[Stored data entries]

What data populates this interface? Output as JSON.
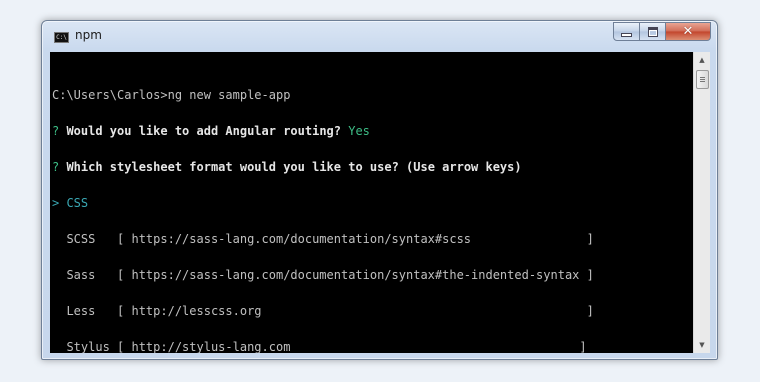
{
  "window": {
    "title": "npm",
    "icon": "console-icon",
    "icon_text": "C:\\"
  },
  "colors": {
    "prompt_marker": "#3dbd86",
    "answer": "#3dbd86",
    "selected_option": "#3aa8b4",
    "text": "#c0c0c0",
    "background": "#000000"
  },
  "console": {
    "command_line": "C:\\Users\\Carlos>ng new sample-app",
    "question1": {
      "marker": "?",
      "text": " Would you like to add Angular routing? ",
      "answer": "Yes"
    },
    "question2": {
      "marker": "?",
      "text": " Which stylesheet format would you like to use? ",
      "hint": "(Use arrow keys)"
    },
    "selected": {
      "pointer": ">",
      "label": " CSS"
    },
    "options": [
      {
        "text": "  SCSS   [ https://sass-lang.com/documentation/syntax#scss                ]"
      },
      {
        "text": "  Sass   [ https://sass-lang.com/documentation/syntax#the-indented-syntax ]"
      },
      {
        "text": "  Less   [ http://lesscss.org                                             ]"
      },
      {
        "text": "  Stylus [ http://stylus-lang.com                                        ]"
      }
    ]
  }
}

* * *

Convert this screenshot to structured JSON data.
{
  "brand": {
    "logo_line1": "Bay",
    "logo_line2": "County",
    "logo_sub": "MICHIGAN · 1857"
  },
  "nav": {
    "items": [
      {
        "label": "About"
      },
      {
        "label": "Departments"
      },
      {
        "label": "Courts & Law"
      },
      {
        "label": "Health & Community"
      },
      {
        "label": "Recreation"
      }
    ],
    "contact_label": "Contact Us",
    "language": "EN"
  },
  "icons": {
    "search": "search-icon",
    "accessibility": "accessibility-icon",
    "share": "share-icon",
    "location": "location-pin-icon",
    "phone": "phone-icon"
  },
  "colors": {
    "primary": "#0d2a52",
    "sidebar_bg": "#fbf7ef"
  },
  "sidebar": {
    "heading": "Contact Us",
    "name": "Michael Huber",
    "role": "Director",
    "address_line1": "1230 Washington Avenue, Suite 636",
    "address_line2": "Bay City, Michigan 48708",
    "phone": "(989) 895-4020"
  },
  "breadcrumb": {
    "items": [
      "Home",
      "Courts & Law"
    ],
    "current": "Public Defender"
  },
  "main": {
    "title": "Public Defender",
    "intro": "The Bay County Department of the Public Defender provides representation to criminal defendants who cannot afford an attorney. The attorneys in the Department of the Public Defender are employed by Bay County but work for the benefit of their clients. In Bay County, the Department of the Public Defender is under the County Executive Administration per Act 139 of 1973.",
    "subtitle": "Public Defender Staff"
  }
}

Task to carry out: Pull out every line of the records that includes the string "https".

Finished answer:
        "text": "  SCSS   [ https://sass-lang.com/documentation/syntax#scss                ]"
        "text": "  Sass   [ https://sass-lang.com/documentation/syntax#the-indented-syntax ]"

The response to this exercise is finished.